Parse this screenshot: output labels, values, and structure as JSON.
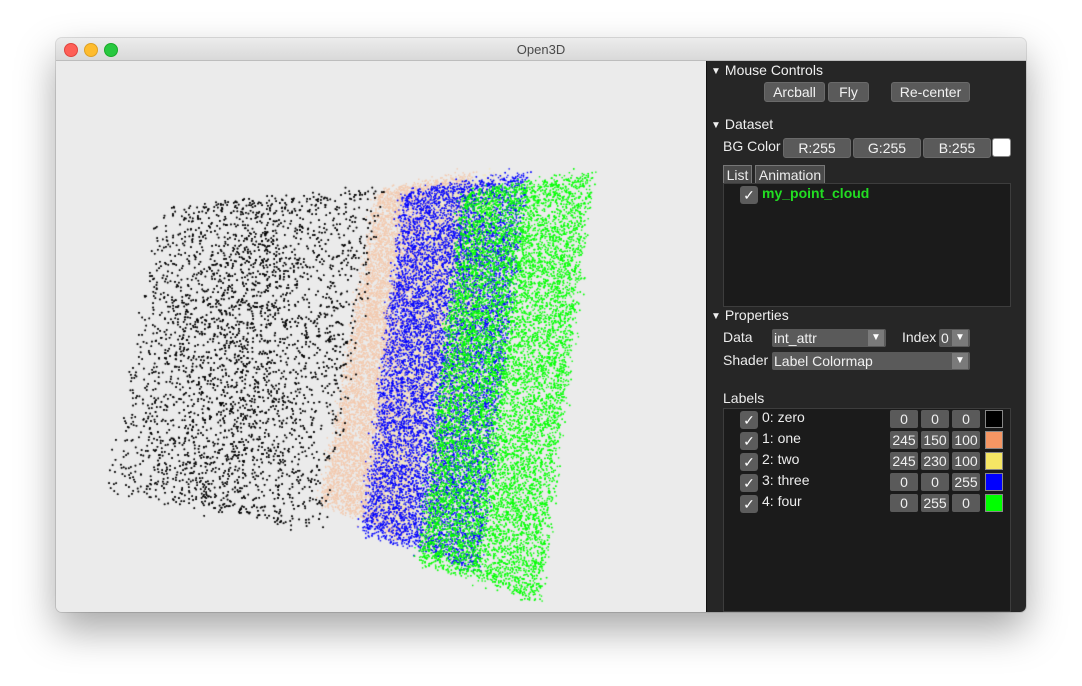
{
  "window": {
    "title": "Open3D"
  },
  "mouse_controls": {
    "header": "Mouse Controls",
    "buttons": [
      "Arcball",
      "Fly",
      "Re-center"
    ]
  },
  "dataset": {
    "header": "Dataset",
    "bg_color_label": "BG Color",
    "bg_r": "R:255",
    "bg_g": "G:255",
    "bg_b": "B:255",
    "bg_swatch": "#ffffff",
    "tabs": [
      "List",
      "Animation"
    ],
    "items": [
      {
        "name": "my_point_cloud",
        "checked": true,
        "color": "#22dd22"
      }
    ]
  },
  "properties": {
    "header": "Properties",
    "data_label": "Data",
    "data_value": "int_attr",
    "index_label": "Index",
    "index_value": "0",
    "shader_label": "Shader",
    "shader_value": "Label Colormap"
  },
  "labels": {
    "header": "Labels",
    "items": [
      {
        "name": "0: zero",
        "r": "0",
        "g": "0",
        "b": "0",
        "color": "#000000"
      },
      {
        "name": "1: one",
        "r": "245",
        "g": "150",
        "b": "100",
        "color": "#f59664"
      },
      {
        "name": "2: two",
        "r": "245",
        "g": "230",
        "b": "100",
        "color": "#f5e664"
      },
      {
        "name": "3: three",
        "r": "0",
        "g": "0",
        "b": "255",
        "color": "#0000ff"
      },
      {
        "name": "4: four",
        "r": "0",
        "g": "255",
        "b": "0",
        "color": "#00ff00"
      }
    ]
  },
  "icons": {
    "collapse": "triangle-down-icon",
    "check": "checkmark-icon",
    "dropdown": "dropdown-arrow-icon"
  }
}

════════════════════

_Exercise_
All lines above with "name" in them should be returned.

_Complete answer_
        "name": "my_point_cloud",
        "name": "0: zero",
        "name": "1: one",
        "name": "2: two",
        "name": "3: three",
        "name": "4: four",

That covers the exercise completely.